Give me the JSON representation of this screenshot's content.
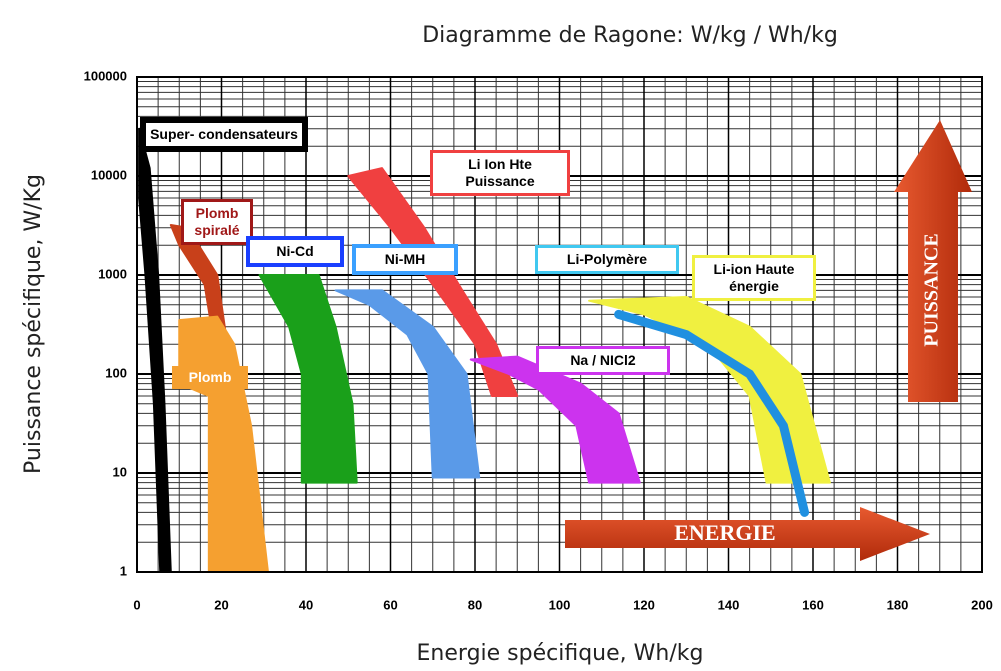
{
  "chart_data": {
    "type": "ragone",
    "title": "Diagramme de Ragone:  W/kg   /  Wh/kg",
    "x_label": "Energie spécifique, Wh/kg",
    "y_label": "Puissance spécifique,  W/Kg",
    "xlim": [
      0,
      200
    ],
    "xticks": [
      0,
      20,
      40,
      60,
      80,
      100,
      120,
      140,
      160,
      180,
      200
    ],
    "ylim": [
      1,
      100000
    ],
    "yticks": [
      1,
      10,
      100,
      1000,
      10000,
      100000
    ],
    "ylog": true,
    "grid": true,
    "annotations": [
      "ENERGIE",
      "PUISSANCE"
    ],
    "series": [
      {
        "name": "Super- condensateurs",
        "color": "#000000",
        "x": [
          0.5,
          3,
          5,
          6.5,
          8,
          5.5,
          4,
          2,
          0.5
        ],
        "values": [
          30000,
          12000,
          1000,
          50,
          1,
          1,
          50,
          1000,
          6000
        ]
      },
      {
        "name": "Plomb spiralé",
        "color": "#c8401a",
        "x": [
          8,
          12,
          19,
          22,
          19,
          16,
          10
        ],
        "values": [
          3200,
          3000,
          1000,
          130,
          130,
          800,
          2000
        ]
      },
      {
        "name": "Plomb",
        "color": "#f5a030",
        "x": [
          10,
          19,
          23,
          27,
          31,
          17,
          17,
          10
        ],
        "values": [
          350,
          380,
          200,
          30,
          1,
          1,
          60,
          80
        ]
      },
      {
        "name": "Ni-Cd",
        "color": "#1aa01a",
        "x": [
          29,
          43,
          47,
          51,
          52,
          39,
          39,
          36
        ],
        "values": [
          1000,
          1000,
          300,
          50,
          8,
          8,
          100,
          300
        ]
      },
      {
        "name": "Ni-MH",
        "color": "#5a9ae8",
        "x": [
          47,
          58,
          70,
          78,
          81,
          70,
          69,
          64,
          55
        ],
        "values": [
          700,
          700,
          300,
          100,
          9,
          9,
          100,
          250,
          500
        ]
      },
      {
        "name": "Li Ion Hte Puissance",
        "color": "#f04040",
        "x": [
          50,
          58,
          68,
          77,
          85,
          90,
          84,
          80,
          70,
          60
        ],
        "values": [
          10000,
          12000,
          3000,
          700,
          200,
          60,
          60,
          200,
          800,
          3000
        ]
      },
      {
        "name": "Na / NICl2",
        "color": "#cc33ee",
        "x": [
          79,
          90,
          105,
          114,
          119,
          107,
          104,
          95,
          88
        ],
        "values": [
          140,
          150,
          80,
          40,
          8,
          8,
          30,
          70,
          100
        ]
      },
      {
        "name": "Li-ion Haute énergie",
        "color": "#f0f040",
        "x": [
          107,
          130,
          145,
          157,
          164,
          149,
          145,
          135,
          120
        ],
        "values": [
          550,
          600,
          300,
          100,
          8,
          8,
          60,
          200,
          400
        ]
      },
      {
        "name": "Li-Polymère",
        "color": "#2090e0",
        "x": [
          114,
          130,
          145,
          153,
          158
        ],
        "values": [
          400,
          250,
          100,
          30,
          4
        ]
      }
    ]
  }
}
+++
* [GOAL]
Leave out all pictures, then copy the remaining material exactly.

* [COMPLETE OUTPUT]
Give me the JSON representation of this screenshot's content.
{
  "chart_data": {
    "type": "ragone",
    "title": "Diagramme de Ragone:  W/kg   /  Wh/kg",
    "x_label": "Energie spécifique, Wh/kg",
    "y_label": "Puissance spécifique,  W/Kg",
    "xlim": [
      0,
      200
    ],
    "xticks": [
      0,
      20,
      40,
      60,
      80,
      100,
      120,
      140,
      160,
      180,
      200
    ],
    "ylim": [
      1,
      100000
    ],
    "yticks": [
      1,
      10,
      100,
      1000,
      10000,
      100000
    ],
    "ylog": true,
    "grid": true,
    "annotations": [
      "ENERGIE",
      "PUISSANCE"
    ],
    "series": [
      {
        "name": "Super- condensateurs",
        "color": "#000000",
        "x": [
          0.5,
          3,
          5,
          6.5,
          8,
          5.5,
          4,
          2,
          0.5
        ],
        "values": [
          30000,
          12000,
          1000,
          50,
          1,
          1,
          50,
          1000,
          6000
        ]
      },
      {
        "name": "Plomb spiralé",
        "color": "#c8401a",
        "x": [
          8,
          12,
          19,
          22,
          19,
          16,
          10
        ],
        "values": [
          3200,
          3000,
          1000,
          130,
          130,
          800,
          2000
        ]
      },
      {
        "name": "Plomb",
        "color": "#f5a030",
        "x": [
          10,
          19,
          23,
          27,
          31,
          17,
          17,
          10
        ],
        "values": [
          350,
          380,
          200,
          30,
          1,
          1,
          60,
          80
        ]
      },
      {
        "name": "Ni-Cd",
        "color": "#1aa01a",
        "x": [
          29,
          43,
          47,
          51,
          52,
          39,
          39,
          36
        ],
        "values": [
          1000,
          1000,
          300,
          50,
          8,
          8,
          100,
          300
        ]
      },
      {
        "name": "Ni-MH",
        "color": "#5a9ae8",
        "x": [
          47,
          58,
          70,
          78,
          81,
          70,
          69,
          64,
          55
        ],
        "values": [
          700,
          700,
          300,
          100,
          9,
          9,
          100,
          250,
          500
        ]
      },
      {
        "name": "Li Ion Hte Puissance",
        "color": "#f04040",
        "x": [
          50,
          58,
          68,
          77,
          85,
          90,
          84,
          80,
          70,
          60
        ],
        "values": [
          10000,
          12000,
          3000,
          700,
          200,
          60,
          60,
          200,
          800,
          3000
        ]
      },
      {
        "name": "Na / NICl2",
        "color": "#cc33ee",
        "x": [
          79,
          90,
          105,
          114,
          119,
          107,
          104,
          95,
          88
        ],
        "values": [
          140,
          150,
          80,
          40,
          8,
          8,
          30,
          70,
          100
        ]
      },
      {
        "name": "Li-ion Haute énergie",
        "color": "#f0f040",
        "x": [
          107,
          130,
          145,
          157,
          164,
          149,
          145,
          135,
          120
        ],
        "values": [
          550,
          600,
          300,
          100,
          8,
          8,
          60,
          200,
          400
        ]
      },
      {
        "name": "Li-Polymère",
        "color": "#2090e0",
        "x": [
          114,
          130,
          145,
          153,
          158
        ],
        "values": [
          400,
          250,
          100,
          30,
          4
        ]
      }
    ]
  }
}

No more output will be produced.